### DATA ENTRIES
────────────────────

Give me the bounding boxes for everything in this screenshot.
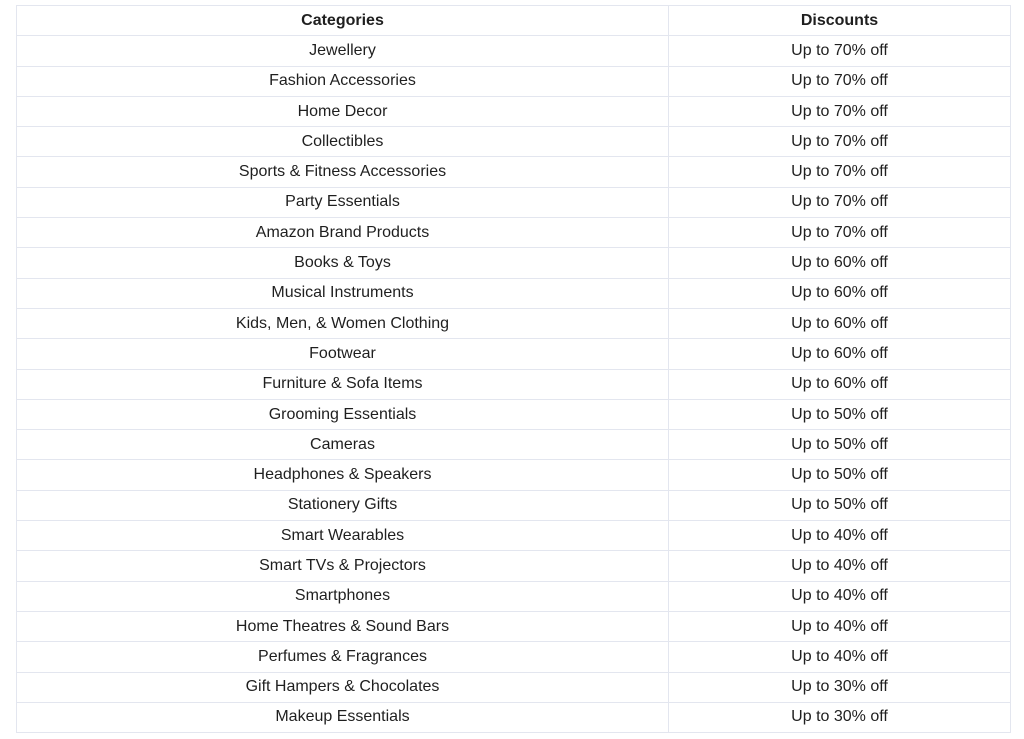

────────────────────

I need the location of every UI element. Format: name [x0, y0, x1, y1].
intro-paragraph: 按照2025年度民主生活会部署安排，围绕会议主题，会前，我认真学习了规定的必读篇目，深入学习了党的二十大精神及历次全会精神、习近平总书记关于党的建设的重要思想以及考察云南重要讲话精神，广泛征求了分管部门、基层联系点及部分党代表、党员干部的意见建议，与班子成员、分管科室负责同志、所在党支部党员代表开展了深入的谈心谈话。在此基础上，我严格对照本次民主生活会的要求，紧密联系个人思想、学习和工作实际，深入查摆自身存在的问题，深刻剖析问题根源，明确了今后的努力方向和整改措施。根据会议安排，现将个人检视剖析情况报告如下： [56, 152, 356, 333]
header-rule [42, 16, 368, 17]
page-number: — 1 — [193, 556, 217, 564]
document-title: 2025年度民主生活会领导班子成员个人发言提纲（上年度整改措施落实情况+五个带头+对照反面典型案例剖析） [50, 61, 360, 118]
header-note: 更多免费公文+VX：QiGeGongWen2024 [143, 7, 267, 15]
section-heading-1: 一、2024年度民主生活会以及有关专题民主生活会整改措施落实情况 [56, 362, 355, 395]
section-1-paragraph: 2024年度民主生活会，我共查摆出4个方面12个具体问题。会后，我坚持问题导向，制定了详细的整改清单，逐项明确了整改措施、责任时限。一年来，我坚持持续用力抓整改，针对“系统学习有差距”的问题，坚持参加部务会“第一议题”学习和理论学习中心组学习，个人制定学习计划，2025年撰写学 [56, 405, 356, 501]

────────────────────

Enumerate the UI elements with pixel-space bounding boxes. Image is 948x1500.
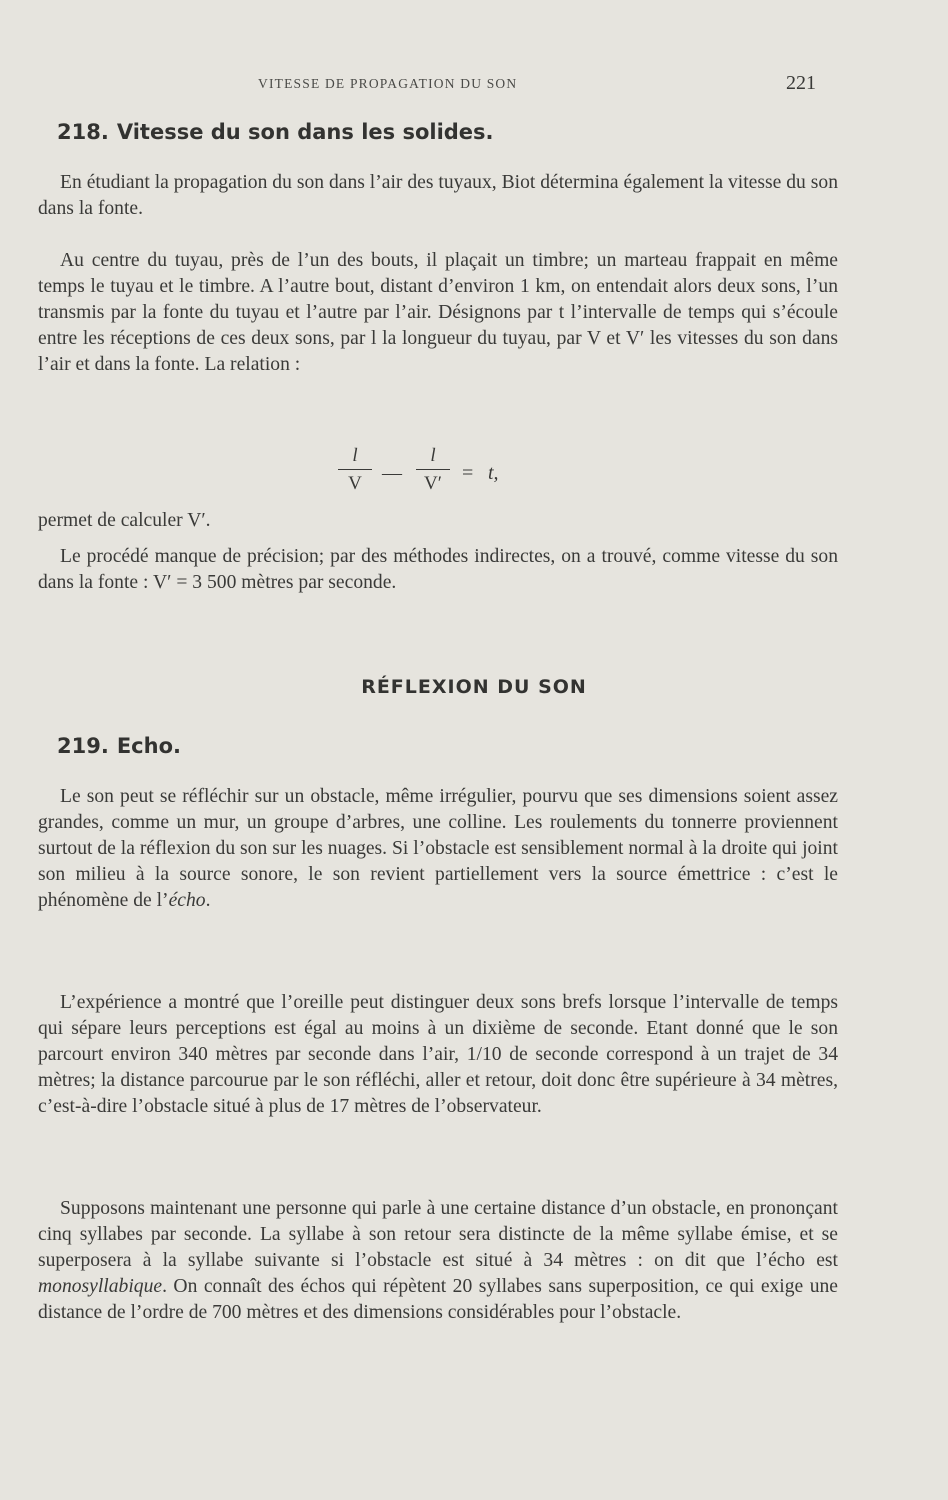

────────────────────

### DIRECTION
Convert the listing between the lines holding "I need the location" and "405, 356, 501]", inclusive, into a two-column CSV with the columns request and answer. Each row should hold one request and its answer, each in a single quoted field with line breaks replaced by spaces.

### RESULT FOR THIS EXERCISE
request,answer
"I need the location of every UI element. Format: name [x0, y0, x1, y1].","intro-paragraph: 按照2025年度民主生活会部署安排，围绕会议主题，会前，我认真学习了规定的必读篇目，深入学习了党的二十大精神及历次全会精神、习近平总书记关于党的建设的重要思想以及考察云南重要讲话精神，广泛征求了分管部门、基层联系点及部分党代表、党员干部的意见建议，与班子成员、分管科室负责同志、所在党支部党员代表开展了深入的谈心谈话。在此基础上，我严格对照本次民主生活会的要求，紧密联系个人思想、学习和工作实际，深入查摆自身存在的问题，深刻剖析问题根源，明确了今后的努力方向和整改措施。根据会议安排，现将个人检视剖析情况报告如下： [56, 152, 356, 333] header-rule [42, 16, 368, 17] page-number: — 1 — [193, 556, 217, 564] document-title: 2025年度民主生活会领导班子成员个人发言提纲（上年度整改措施落实情况+五个带头+对照反面典型案例剖析） [50, 61, 360, 118] header-note: 更多免费公文+VX：QiGeGongWen2024 [143, 7, 267, 15] section-heading-1: 一、2024年度民主生活会以及有关专题民主生活会整改措施落实情况 [56, 362, 355, 395] section-1-paragraph: 2024年度民主生活会，我共查摆出4个方面12个具体问题。会后，我坚持问题导向，制定了详细的整改清单，逐项明确了整改措施、责任时限。一年来，我坚持持续用力抓整改，针对“系统学习有差距”的问题，坚持参加部务会“第一议题”学习和理论学习中心组学习，个人制定学习计划，2025年撰写学 [56, 405, 356, 501]"